**Worum es geht**
Führe den Forumsbeitrag über die Kithara und das Wort »kitharizo« weiter, beginnend nach seinem letzten Satz.

**Beitrag**
◇ ◇ ◇ ◇ ◇
Beitrag von Der Juergen »

Hey Jutta,

ich wusste gar nicht (mehr?), dass du auf diesem Gebiet ne Ausbildung genossen hast. :_smile_:
Ja, dass es beides der indogermanischen Sprachenfamilie angehört, wusste ich schon, aber die Verknüpfung ist/war mir nicht klar.

Ich habe in der Schreibung allerdings einen Flüchtigkeitsfehler gemacht, der nicht ganz unbedeutend ist: »kithara« wäre richtig (»kythara« nicht).
Die latinisierte Form cythara wird beispielsweise in Martin Gerberts (in: »De cantu et musica sacra, a prima ecclesiae aetate usque at praesens tempus«, 1774) Bildzitat aus dem St.-Blasien-Manuskript (12. Jh.) verwendet um die Harfe gegen die Leier abzugrenzen (cythara anglica vs. cythara teutonica).
Oder auch in dem bekannten Bild der Herrad von Landsberg mit der Darstellung der sieben freien Künste aus der gleichen Zeit aus dem Hortus deliciarum: http://marlies.ambroggio.de/wp-content/ ... m_1180.jpg

Die kithara von der sich womöglich (?) das Wort kitharizo herleitet, war eine von mehreren griechischen Leierformen (Harfen hießen anders).
Hier ist eine schön gemachte Aufstellung, für deren Richtigkeit ich mich allerdings nicht verbürgen kann :_wink_: :
http://homoecumenicus.com/ancient_instruments.htm

Wann ist das Wort »kitharizo« denn zeitlich anzusiedeln?
◇ ◇ ◇ ◇ ◇
**Gespeicherte Zeilen**
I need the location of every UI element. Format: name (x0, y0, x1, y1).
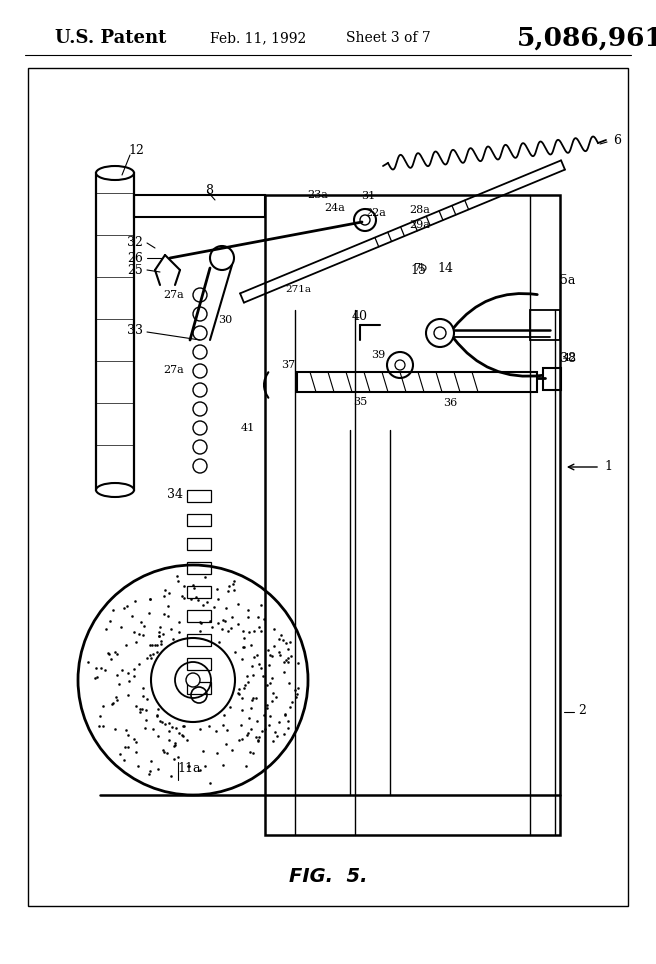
Text: Sheet 3 of 7: Sheet 3 of 7 (346, 31, 430, 45)
Text: 271a: 271a (285, 285, 311, 294)
Bar (96, 173, 134, 490)
Text: 7b: 7b (413, 263, 427, 273)
Text: 35: 35 (353, 397, 367, 407)
Text: 15: 15 (410, 263, 426, 277)
Text: 22a: 22a (365, 208, 386, 218)
Bar (297, 372, 537, 392)
Text: 5a: 5a (560, 274, 575, 286)
Text: 38: 38 (560, 352, 576, 364)
Ellipse shape (96, 483, 134, 497)
Bar (187, 658, 211, 670)
Text: 27a: 27a (163, 365, 184, 375)
Text: 6: 6 (613, 133, 621, 147)
Text: 23a: 23a (308, 190, 329, 200)
Text: 36: 36 (443, 398, 457, 408)
Text: 12: 12 (128, 144, 144, 156)
Text: 11a: 11a (177, 762, 201, 774)
Bar (187, 490, 211, 502)
Bar (187, 538, 211, 550)
Text: U.S. Patent: U.S. Patent (55, 29, 167, 47)
Circle shape (434, 327, 446, 339)
Text: 32: 32 (127, 236, 143, 250)
Bar (187, 562, 211, 574)
Ellipse shape (96, 166, 134, 180)
Text: 33: 33 (127, 324, 143, 336)
Text: 40: 40 (352, 310, 368, 324)
Text: 24a: 24a (325, 203, 346, 213)
Bar (187, 586, 211, 598)
Text: Feb. 11, 1992: Feb. 11, 1992 (210, 31, 306, 45)
Text: 2: 2 (578, 704, 586, 716)
Text: 42: 42 (563, 353, 577, 363)
Text: 28a: 28a (409, 205, 430, 215)
Circle shape (186, 673, 200, 687)
Bar (543, 368, 561, 390)
Bar (187, 610, 211, 622)
Bar (187, 682, 211, 694)
Text: 25: 25 (127, 263, 143, 277)
Text: 41: 41 (241, 423, 255, 433)
Text: 5,086,961: 5,086,961 (517, 25, 656, 50)
Text: 39: 39 (371, 350, 385, 360)
Text: 30: 30 (218, 315, 232, 325)
Text: 26: 26 (127, 252, 143, 264)
Bar (265, 195, 560, 835)
Bar (28, 68, 628, 906)
Bar (187, 514, 211, 526)
Circle shape (360, 215, 370, 225)
Circle shape (395, 360, 405, 370)
Text: 29a: 29a (409, 220, 430, 230)
Bar (530, 310, 560, 340)
Text: 14: 14 (437, 261, 453, 275)
Text: 31: 31 (361, 191, 375, 201)
Text: 8: 8 (205, 183, 213, 197)
Text: 37: 37 (281, 360, 295, 370)
Text: FIG.  5.: FIG. 5. (289, 867, 367, 886)
Text: 1: 1 (604, 461, 612, 473)
Bar (187, 634, 211, 646)
Text: 27a: 27a (163, 290, 184, 300)
Text: 34: 34 (167, 489, 183, 501)
Bar (134, 195, 265, 217)
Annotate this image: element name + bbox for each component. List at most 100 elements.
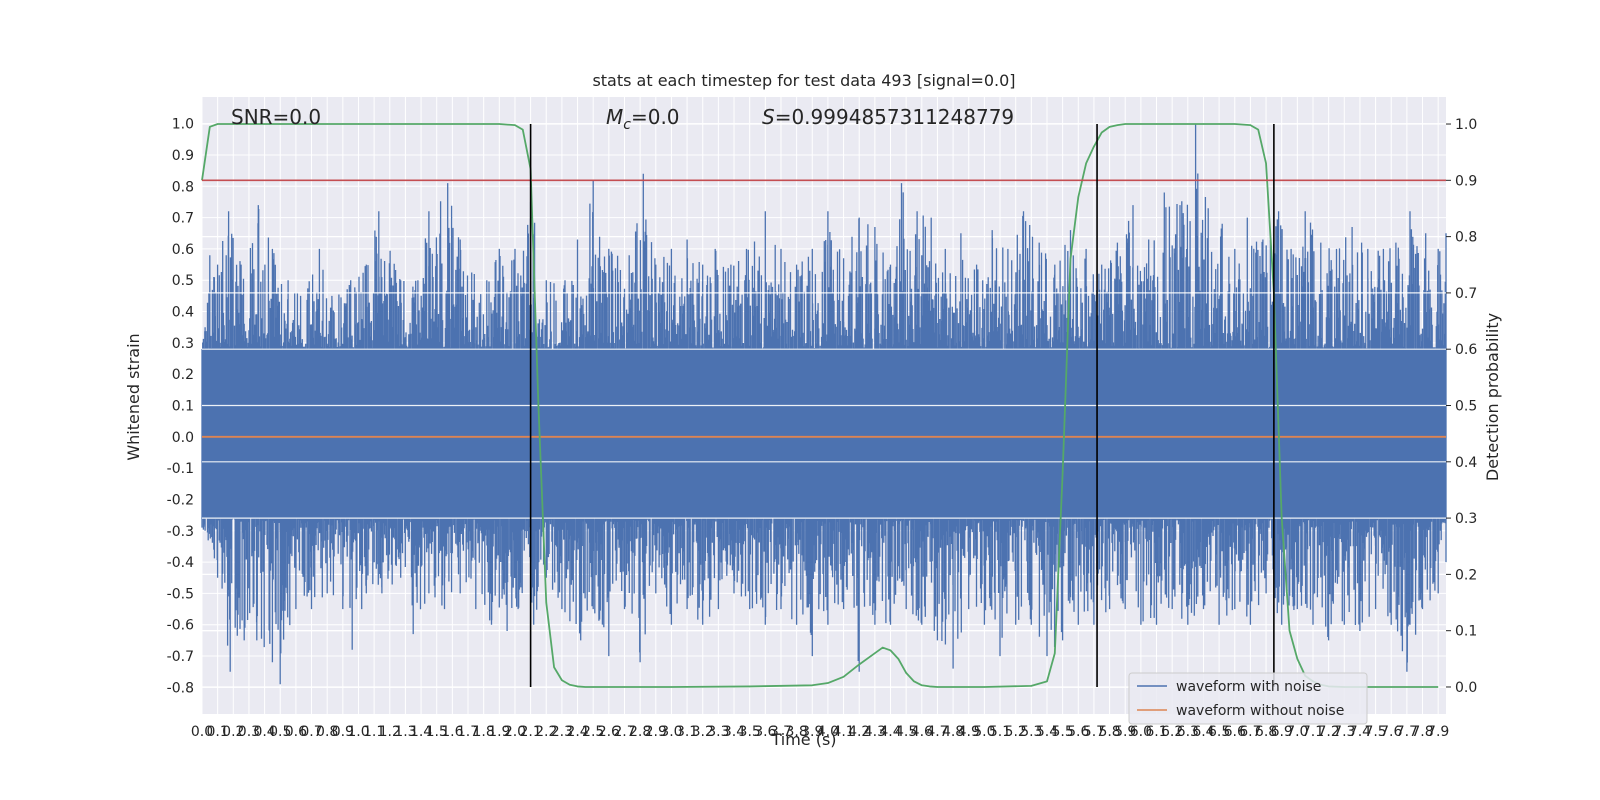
- x-ticks: 0.00.10.20.30.40.50.60.70.80.91.01.11.21…: [191, 724, 1449, 740]
- y-tick-label-right: 0.0: [1455, 680, 1477, 696]
- x-tick-label: 0.6: [285, 724, 307, 740]
- y-tick-label-left: -0.4: [167, 555, 194, 571]
- x-tick-label: 1.0: [347, 724, 369, 740]
- legend-label-clean: waveform without noise: [1176, 703, 1344, 719]
- x-tick-label: 6.7: [1239, 724, 1261, 740]
- x-tick-label: 0.4: [253, 724, 275, 740]
- annotation-snr: SNR=0.0: [231, 105, 321, 129]
- y-tick-label-left: 0.1: [172, 399, 194, 415]
- y-tick-label-left: 0.7: [172, 211, 194, 227]
- y-tick-label-left: 0.8: [172, 179, 194, 195]
- y-tick-label-left: 1.0: [172, 117, 194, 133]
- x-tick-label: 0.3: [238, 724, 260, 740]
- x-tick-label: 0.7: [300, 724, 322, 740]
- x-tick-label: 3.0: [660, 724, 682, 740]
- x-tick-label: 3.4: [723, 724, 745, 740]
- x-tick-label: 4.3: [864, 724, 886, 740]
- x-tick-label: 4.0: [817, 724, 839, 740]
- x-tick-label: 4.6: [911, 724, 933, 740]
- annotation-mc-value: =0.0: [631, 105, 680, 129]
- x-tick-label: 0.5: [269, 724, 291, 740]
- y-tick-label-left: 0.4: [172, 305, 194, 321]
- x-tick-label: 1.1: [363, 724, 385, 740]
- legend: waveform with noise waveform without noi…: [1128, 672, 1368, 725]
- x-tick-label: 4.5: [895, 724, 917, 740]
- x-tick-label: 5.7: [1083, 724, 1105, 740]
- x-tick-label: 1.5: [426, 724, 448, 740]
- x-tick-label: 3.3: [707, 724, 729, 740]
- x-tick-label: 7.5: [1364, 724, 1386, 740]
- legend-box: [1128, 672, 1368, 725]
- x-tick-label: 3.8: [785, 724, 807, 740]
- y-tick-label-right: 0.9: [1455, 173, 1477, 189]
- x-axis-label: Time (s): [770, 730, 836, 749]
- chart-title: stats at each timestep for test data 493…: [592, 71, 1015, 90]
- x-tick-label: 7.8: [1411, 724, 1433, 740]
- y-tick-label-left: -0.2: [167, 492, 194, 508]
- x-tick-label: 6.3: [1177, 724, 1199, 740]
- y-ticks-right: 0.0 0.1 0.2 0.3 0.4 0.5 0.6 0.7 0.8 0.9 1.0: [1446, 117, 1477, 696]
- x-tick-label: 2.6: [598, 724, 620, 740]
- x-tick-label: 5.0: [973, 724, 995, 740]
- x-tick-label: 6.2: [1161, 724, 1183, 740]
- y-tick-label-right: 1.0: [1455, 117, 1477, 133]
- series-waveform-with-noise: [201, 123, 1447, 685]
- x-tick-label: 0.1: [207, 724, 229, 740]
- x-tick-label: 5.9: [1114, 724, 1136, 740]
- x-tick-label: 6.5: [1208, 724, 1230, 740]
- x-tick-label: 4.7: [926, 724, 948, 740]
- x-tick-label: 5.2: [1005, 724, 1027, 740]
- x-tick-label: 0.2: [222, 724, 244, 740]
- x-tick-label: 2.1: [519, 724, 541, 740]
- y-tick-label-right: 0.4: [1455, 455, 1477, 471]
- x-tick-label: 7.6: [1380, 724, 1402, 740]
- x-tick-label: 5.4: [1036, 724, 1058, 740]
- x-tick-label: 3.9: [801, 724, 823, 740]
- x-tick-label: 6.9: [1271, 724, 1293, 740]
- y-axis-label-right: Detection probability: [1483, 313, 1502, 481]
- y-tick-label-left: 0.6: [172, 242, 194, 258]
- x-tick-label: 6.6: [1224, 724, 1246, 740]
- x-tick-label: 0.0: [191, 724, 213, 740]
- y-axis-label-left: Whitened strain: [124, 333, 143, 460]
- x-tick-label: 0.8: [316, 724, 338, 740]
- y-tick-label-right: 0.8: [1455, 230, 1477, 246]
- x-tick-label: 1.8: [473, 724, 495, 740]
- x-tick-label: 6.1: [1145, 724, 1167, 740]
- annotation-s-value: =0.9994857311248779: [775, 105, 1014, 129]
- x-tick-label: 1.2: [379, 724, 401, 740]
- x-tick-label: 6.0: [1130, 724, 1152, 740]
- y-tick-label-left: -0.6: [167, 618, 194, 634]
- annotation-mc: Mc=0.0: [606, 105, 680, 133]
- y-tick-label-left: 0.2: [172, 367, 194, 383]
- x-tick-label: 7.4: [1349, 724, 1371, 740]
- x-tick-label: 1.6: [441, 724, 463, 740]
- y-tick-label-left: 0.5: [172, 273, 194, 289]
- y-tick-label-left: -0.3: [167, 524, 194, 540]
- x-tick-label: 3.5: [739, 724, 761, 740]
- x-tick-label: 5.6: [1067, 724, 1089, 740]
- x-tick-label: 3.7: [770, 724, 792, 740]
- x-tick-label: 2.2: [535, 724, 557, 740]
- y-tick-label-left: -0.8: [167, 680, 194, 696]
- y-tick-label-right: 0.7: [1455, 286, 1477, 302]
- x-tick-label: 2.3: [551, 724, 573, 740]
- x-tick-label: 3.2: [692, 724, 714, 740]
- y-tick-label-left: -0.5: [167, 586, 194, 602]
- x-tick-label: 4.9: [958, 724, 980, 740]
- x-tick-label: 1.9: [488, 724, 510, 740]
- x-tick-label: 2.0: [504, 724, 526, 740]
- noise-trace: [201, 123, 1447, 685]
- x-tick-label: 5.3: [1020, 724, 1042, 740]
- x-tick-label: 4.8: [942, 724, 964, 740]
- x-tick-label: 5.1: [989, 724, 1011, 740]
- x-tick-label: 7.7: [1396, 724, 1418, 740]
- annotation-s-symbol: S: [762, 105, 775, 129]
- y-tick-label-left: 0.3: [172, 336, 194, 352]
- x-tick-label: 2.4: [566, 724, 588, 740]
- annotation-mc-symbol: M: [606, 105, 623, 129]
- annotation-s: S=0.9994857311248779: [762, 105, 1014, 129]
- y-tick-label-left: 0.0: [172, 430, 194, 446]
- x-tick-label: 1.3: [394, 724, 416, 740]
- annotation-mc-sub: c: [623, 117, 631, 133]
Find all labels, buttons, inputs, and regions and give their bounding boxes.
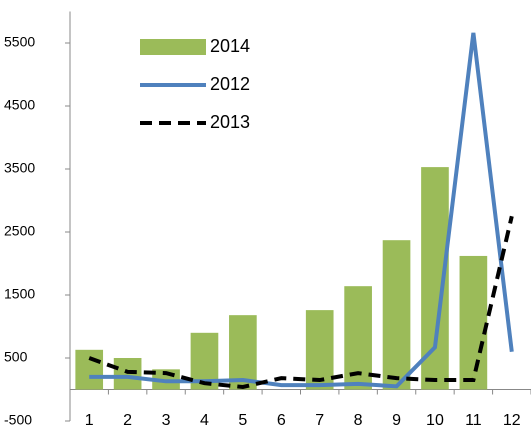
x-tick-label: 8 [354,412,363,429]
y-tick-label: 4500 [4,97,35,113]
x-tick-label: 6 [277,412,286,429]
bar [75,349,104,390]
legend-swatch [140,39,206,55]
y-tick-label: -500 [4,412,32,428]
x-tick-label: 2 [123,412,132,429]
x-tick-label: 3 [162,412,171,429]
x-tick-label: 7 [315,412,324,429]
x-tick-label: 9 [392,412,401,429]
x-tick-label: 5 [238,412,247,429]
x-tick-label: 12 [503,412,521,429]
bar [459,255,488,390]
legend-label: 2012 [210,74,250,94]
line [88,215,514,390]
line [89,32,514,389]
x-tick-label: 11 [465,412,482,429]
bar [382,240,411,390]
x-tick-label: 1 [85,412,94,429]
y-tick-label: 1500 [4,286,35,302]
legend-label: 2014 [210,36,250,56]
bar [229,315,257,390]
x-tick-label: 4 [200,412,209,429]
bar [305,310,334,390]
y-tick-label: 5500 [4,34,35,50]
y-tick-label: 500 [4,349,28,365]
y-tick-label: 3500 [4,160,35,176]
x-tick-label: 10 [426,412,444,429]
legend-label: 2013 [210,112,250,132]
y-tick-label: 2500 [4,223,35,239]
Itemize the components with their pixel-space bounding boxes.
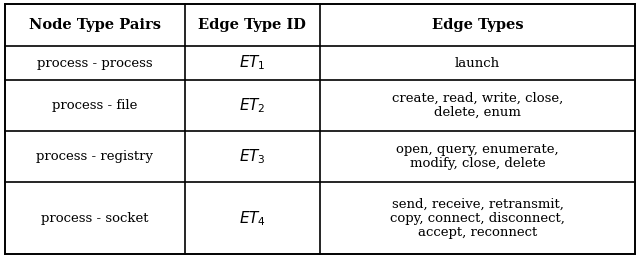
Text: delete, enum: delete, enum	[434, 106, 521, 119]
Text: launch: launch	[455, 57, 500, 70]
Text: send, receive, retransmit,: send, receive, retransmit,	[392, 198, 563, 211]
Text: $\mathit{ET}_{4}$: $\mathit{ET}_{4}$	[239, 209, 266, 228]
Text: process - registry: process - registry	[36, 150, 154, 163]
Text: create, read, write, close,: create, read, write, close,	[392, 92, 563, 105]
Text: $\mathit{ET}_{3}$: $\mathit{ET}_{3}$	[239, 148, 266, 166]
Text: $\mathit{ET}_{1}$: $\mathit{ET}_{1}$	[239, 54, 266, 72]
Text: Edge Types: Edge Types	[431, 18, 524, 32]
Text: accept, reconnect: accept, reconnect	[418, 225, 537, 239]
Text: process - file: process - file	[52, 99, 138, 112]
Text: Node Type Pairs: Node Type Pairs	[29, 18, 161, 32]
Text: process - socket: process - socket	[41, 212, 148, 225]
Text: copy, connect, disconnect,: copy, connect, disconnect,	[390, 212, 565, 225]
Text: open, query, enumerate,: open, query, enumerate,	[396, 143, 559, 156]
Text: modify, close, delete: modify, close, delete	[410, 157, 545, 170]
Text: process - process: process - process	[37, 57, 153, 70]
Text: $\mathit{ET}_{2}$: $\mathit{ET}_{2}$	[239, 96, 266, 115]
Text: Edge Type ID: Edge Type ID	[198, 18, 306, 32]
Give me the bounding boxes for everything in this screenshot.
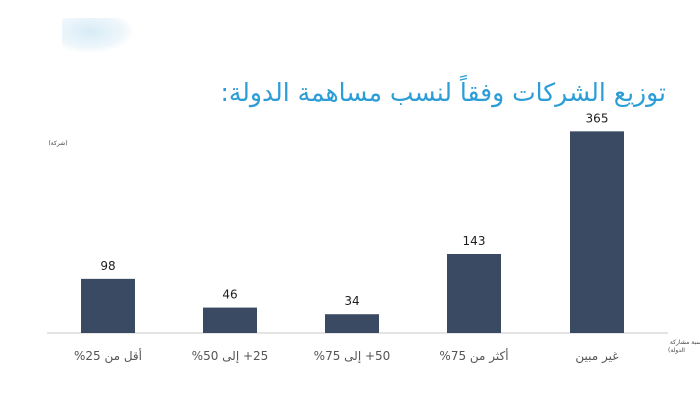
data-label: 34 [344, 294, 359, 308]
bar-marks: 365 غير مبين 143 أكثر من 75% 34 50+ إلى 75% 46… [74, 111, 624, 364]
x-tick-label: 25+ إلى 50% [192, 349, 269, 363]
bar [81, 278, 135, 333]
y-axis-label: (شركة) [48, 140, 67, 147]
bar [325, 314, 379, 333]
data-label: 365 [586, 111, 609, 125]
bar [203, 307, 257, 333]
bar [570, 131, 624, 333]
bar [447, 253, 501, 333]
x-tick-label: 50+ إلى 75% [314, 349, 391, 363]
watermark-logo [62, 18, 132, 52]
data-label: 98 [100, 259, 115, 273]
x-axis-label: (نسبة مشاركة الدولة) [668, 339, 700, 354]
x-tick-label: غير مبين [575, 349, 618, 364]
x-tick-label: أقل من 25% [74, 348, 142, 364]
x-tick-label: أكثر من 75% [439, 348, 508, 364]
data-label: 46 [222, 288, 237, 302]
chart-title: توزيع الشركات وفقاً لنسب مساهمة الدولة: [220, 78, 666, 107]
data-label: 143 [463, 234, 486, 248]
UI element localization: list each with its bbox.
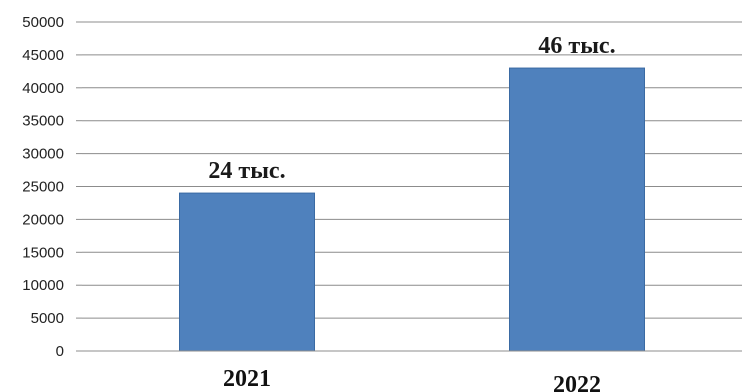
◇ ◇ ◇ ◇ ◇
**Ergebnis**
In der griechischen Bibelübersetzung Septuaginta (Wikipedia: »entstand etwa von 250 v. Chr. bis 100 n. Chr. im hellenistischen Judentum, vorwiegend in Alexandria«) wird das Instrument »kinnor« (die Leier mit der David lt. Bibel den Saul geheilt hat) an eben dieser Stelle (1. Buch Samuel, 16, 16) mit »kinnyra« übersetzt.
Daneben gibt es laut MGG* für kinnor noch die Übersetzung kithara und auch noch andere.

Dass die Herkunft von »kithara« »bis heute leider ungewiss« sei, findest du auf Seiten, die wohl keinen wissenschaftlichen Anspruch haben.

Google-Suche nach:
"bis heute leider ungewiss" kithara

Danke für deinen Beitrag! :_smile_:

-----------------------------------------------------------------------
* MGG 2. Auflage, Band 1, Sp. 1516, Artikel »Biblische Musikinstrumente«
Zuletzt geändert von Der Juergen am Fr 18. Jan 2013, 20:36, insgesamt 2-mal geändert.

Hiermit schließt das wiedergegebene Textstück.